- _What you need to do_
Skip every image and restate the data word for word.

------------------------------------------------------------------------

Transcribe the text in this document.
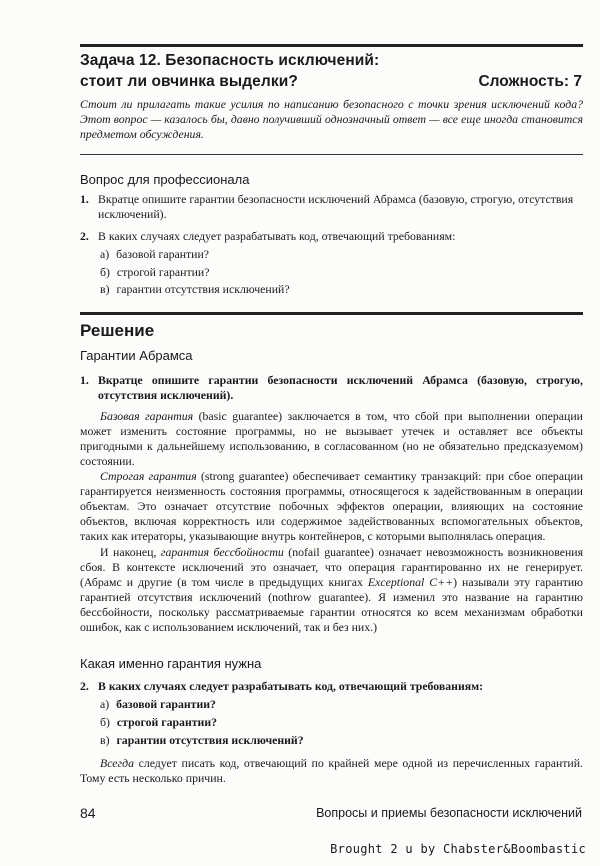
Задача 12. Безопасность исключений:
стоит ли овчинка выделки?	Сложность: 7
Стоит ли прилагать такие усилия по написанию безопасного с точки зрения исключений кода? Этот вопрос — казалось бы, давно получивший однозначный ответ — все еще иногда становится предметом обсуждения.
Вопрос для профессионала
1. Вкратце опишите гарантии безопасности исключений Абрамса (базовую, строгую, отсутствия исключений).
2. В каких случаях следует разрабатывать код, отвечающий требованиям:
а) базовой гарантии?
б) строгой гарантии?
в) гарантии отсутствия исключений?
Решение
Гарантии Абрамса
1. Вкратце опишите гарантии безопасности исключений Абрамса (базовую, строгую, отсутствия исключений).
Базовая гарантия (basic guarantee) заключается в том, что сбой при выполнении операции может изменить состояние программы, но не вызывает утечек и оставляет все объекты пригодными к дальнейшему использованию, в согласованном (но не обязательно предсказуемом) состоянии.
Строгая гарантия (strong guarantee) обеспечивает семантику транзакций: при сбое операции гарантируется неизменность состояния программы, относящегося к задействованным в операции объектам. Это означает отсутствие побочных эффектов операции, влияющих на состояние объектов, включая корректность или содержимое задействованных вспомогательных объектов, таких как итераторы, указывающие внутрь контейнеров, с которыми выполнялась операция.
И наконец, гарантия бессбойности (nofail guarantee) означает невозможность возникновения сбоя. В контексте исключений это означает, что операция гарантированно их не генерирует. (Абрамс и другие (в том числе в предыдущих книгах Exceptional C++) называли эту гарантию гарантией отсутствия исключений (nothrow guarantee). Я изменил это название на гарантию бессбойности, поскольку рассматриваемые гарантии относятся ко всем механизмам обработки ошибок, как с использованием исключений, так и без них.)
Какая именно гарантия нужна
2. В каких случаях следует разрабатывать код, отвечающий требованиям:
а) базовой гарантии?
б) строгой гарантии?
в) гарантии отсутствия исключений?
Всегда следует писать код, отвечающий по крайней мере одной из перечисленных гарантий. Тому есть несколько причин.
84	Вопросы и приемы безопасности исключений
Brought 2 u by Chabster&Boombastic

------------------------------------------------------------------------

- _Answer to the exercise_
Transcribe the text in this document.
Задача 12. Безопасность исключений:
стоит ли овчинка выделки?	Сложность: 7
Стоит ли прилагать такие усилия по написанию безопасного с точки зрения исключений кода? Этот вопрос — казалось бы, давно получивший однозначный ответ — все еще иногда становится предметом обсуждения.
Вопрос для профессионала
1. Вкратце опишите гарантии безопасности исключений Абрамса (базовую, строгую, отсутствия исключений).
2. В каких случаях следует разрабатывать код, отвечающий требованиям:
а) базовой гарантии?
б) строгой гарантии?
в) гарантии отсутствия исключений?
Решение
Гарантии Абрамса
1. Вкратце опишите гарантии безопасности исключений Абрамса (базовую, строгую, отсутствия исключений).
Базовая гарантия (basic guarantee) заключается в том, что сбой при выполнении операции может изменить состояние программы, но не вызывает утечек и оставляет все объекты пригодными к дальнейшему использованию, в согласованном (но не обязательно предсказуемом) состоянии.
Строгая гарантия (strong guarantee) обеспечивает семантику транзакций: при сбое операции гарантируется неизменность состояния программы, относящегося к задействованным в операции объектам. Это означает отсутствие побочных эффектов операции, влияющих на состояние объектов, включая корректность или содержимое задействованных вспомогательных объектов, таких как итераторы, указывающие внутрь контейнеров, с которыми выполнялась операция.
И наконец, гарантия бессбойности (nofail guarantee) означает невозможность возникновения сбоя. В контексте исключений это означает, что операция гарантированно их не генерирует. (Абрамс и другие (в том числе в предыдущих книгах Exceptional C++) называли эту гарантию гарантией отсутствия исключений (nothrow guarantee). Я изменил это название на гарантию бессбойности, поскольку рассматриваемые гарантии относятся ко всем механизмам обработки ошибок, как с использованием исключений, так и без них.)
Какая именно гарантия нужна
2. В каких случаях следует разрабатывать код, отвечающий требованиям:
а) базовой гарантии?
б) строгой гарантии?
в) гарантии отсутствия исключений?
Всегда следует писать код, отвечающий по крайней мере одной из перечисленных гарантий. Тому есть несколько причин.
84	Вопросы и приемы безопасности исключений
Brought 2 u by Chabster&Boombastic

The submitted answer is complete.